> [Problem requirements]
Make an exact copy of all the entries below, with the pictures left out.

═════ Data provided ═════

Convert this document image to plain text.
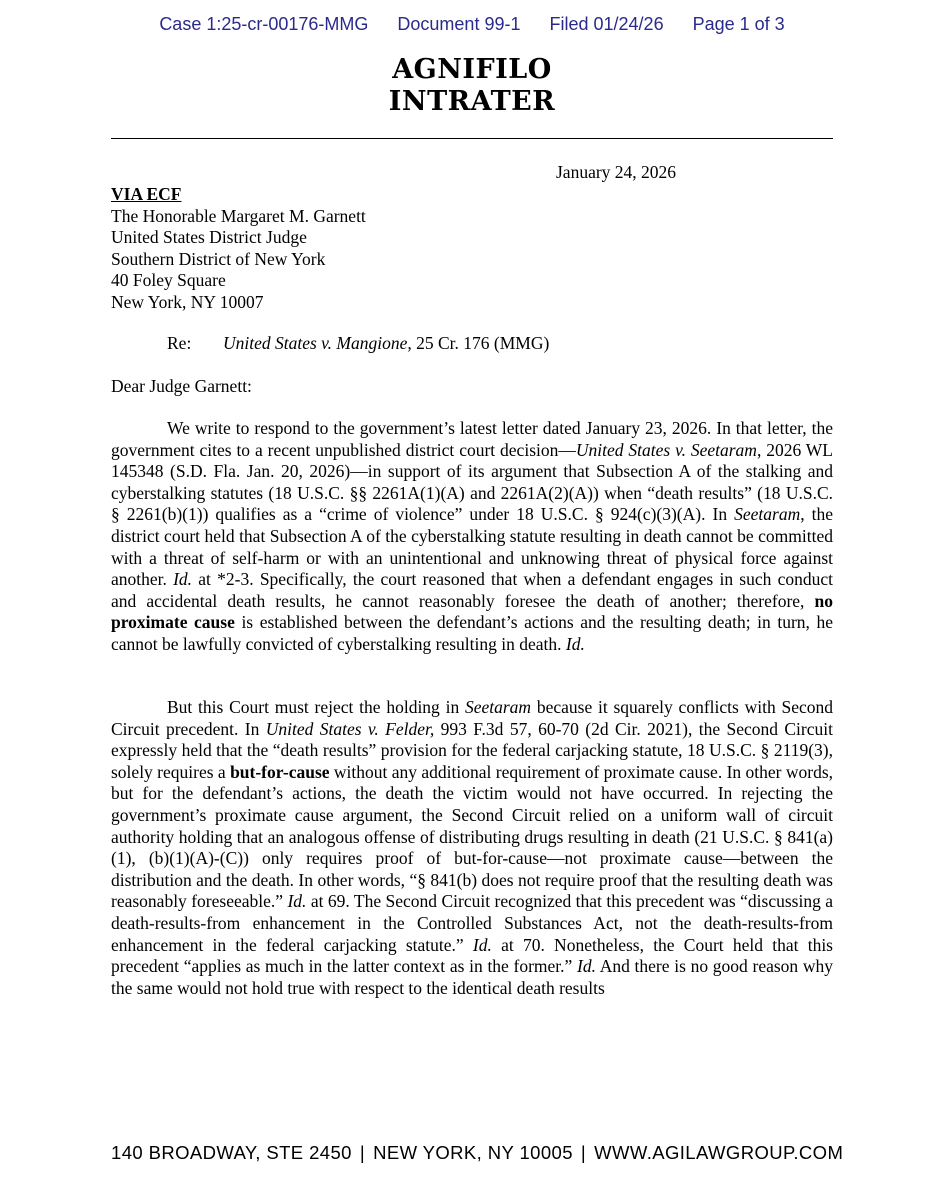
Case 1:25-cr-00176-MMG Document 99-1 Filed 01/24/26 Page 1 of 3
AGNIFILO
INTRATER
January 24, 2026
VIA ECF
The Honorable Margaret M. Garnett
United States District Judge
Southern District of New York
40 Foley Square
New York, NY 10007
Re: United States v. Mangione, 25 Cr. 176 (MMG)
Dear Judge Garnett:

We write to respond to the government’s latest letter dated January 23, 2026. In that letter, the government cites to a recent unpublished district court decision—United States v. Seetaram, 2026 WL 145348 (S.D. Fla. Jan. 20, 2026)—in support of its argument that Subsection A of the stalking and cyberstalking statutes (18 U.S.C. §§ 2261A(1)(A) and 2261A(2)(A)) when “death results” (18 U.S.C. § 2261(b)(1)) qualifies as a “crime of violence” under 18 U.S.C. § 924(c)(3)(A). In Seetaram, the district court held that Subsection A of the cyberstalking statute resulting in death cannot be committed with a threat of self-harm or with an unintentional and unknowing threat of physical force against another. Id. at *2-3. Specifically, the court reasoned that when a defendant engages in such conduct and accidental death results, he cannot reasonably foresee the death of another; therefore, no proximate cause is established between the defendant’s actions and the resulting death; in turn, he cannot be lawfully convicted of cyberstalking resulting in death. Id.

But this Court must reject the holding in Seetaram because it squarely conflicts with Second Circuit precedent. In United States v. Felder, 993 F.3d 57, 60-70 (2d Cir. 2021), the Second Circuit expressly held that the “death results” provision for the federal carjacking statute, 18 U.S.C. § 2119(3), solely requires a but-for-cause without any additional requirement of proximate cause. In other words, but for the defendant’s actions, the death the victim would not have occurred. In rejecting the government’s proximate cause argument, the Second Circuit relied on a uniform wall of circuit authority holding that an analogous offense of distributing drugs resulting in death (21 U.S.C. § 841(a)(1), (b)(1)(A)-(C)) only requires proof of but-for-cause—not proximate cause—between the distribution and the death. In other words, “§ 841(b) does not require proof that the resulting death was reasonably foreseeable.” Id. at 69. The Second Circuit recognized that this precedent was “discussing a death-results-from enhancement in the Controlled Substances Act, not the death-results-from enhancement in the federal carjacking statute.” Id. at 70. Nonetheless, the Court held that this precedent “applies as much in the latter context as in the former.” Id. And there is no good reason why the same would not hold true with respect to the identical death results

140 BROADWAY, STE 2450 | NEW YORK, NY 10005 | WWW.AGILAWGROUP.COM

═════

> [Response to this task]
Convert this document image to plain text.
Case 1:25-cr-00176-MMG Document 99-1 Filed 01/24/26 Page 1 of 3
AGNIFILO
INTRATER
January 24, 2026
VIA ECF
The Honorable Margaret M. Garnett
United States District Judge
Southern District of New York
40 Foley Square
New York, NY 10007
Re: United States v. Mangione, 25 Cr. 176 (MMG)
Dear Judge Garnett:

We write to respond to the government’s latest letter dated January 23, 2026. In that letter, the government cites to a recent unpublished district court decision—United States v. Seetaram, 2026 WL 145348 (S.D. Fla. Jan. 20, 2026)—in support of its argument that Subsection A of the stalking and cyberstalking statutes (18 U.S.C. §§ 2261A(1)(A) and 2261A(2)(A)) when “death results” (18 U.S.C. § 2261(b)(1)) qualifies as a “crime of violence” under 18 U.S.C. § 924(c)(3)(A). In Seetaram, the district court held that Subsection A of the cyberstalking statute resulting in death cannot be committed with a threat of self-harm or with an unintentional and unknowing threat of physical force against another. Id. at *2-3. Specifically, the court reasoned that when a defendant engages in such conduct and accidental death results, he cannot reasonably foresee the death of another; therefore, no proximate cause is established between the defendant’s actions and the resulting death; in turn, he cannot be lawfully convicted of cyberstalking resulting in death. Id.

But this Court must reject the holding in Seetaram because it squarely conflicts with Second Circuit precedent. In United States v. Felder, 993 F.3d 57, 60-70 (2d Cir. 2021), the Second Circuit expressly held that the “death results” provision for the federal carjacking statute, 18 U.S.C. § 2119(3), solely requires a but-for-cause without any additional requirement of proximate cause. In other words, but for the defendant’s actions, the death the victim would not have occurred. In rejecting the government’s proximate cause argument, the Second Circuit relied on a uniform wall of circuit authority holding that an analogous offense of distributing drugs resulting in death (21 U.S.C. § 841(a)(1), (b)(1)(A)-(C)) only requires proof of but-for-cause—not proximate cause—between the distribution and the death. In other words, “§ 841(b) does not require proof that the resulting death was reasonably foreseeable.” Id. at 69. The Second Circuit recognized that this precedent was “discussing a death-results-from enhancement in the Controlled Substances Act, not the death-results-from enhancement in the federal carjacking statute.” Id. at 70. Nonetheless, the Court held that this precedent “applies as much in the latter context as in the former.” Id. And there is no good reason why the same would not hold true with respect to the identical death results

140 BROADWAY, STE 2450 | NEW YORK, NY 10005 | WWW.AGILAWGROUP.COM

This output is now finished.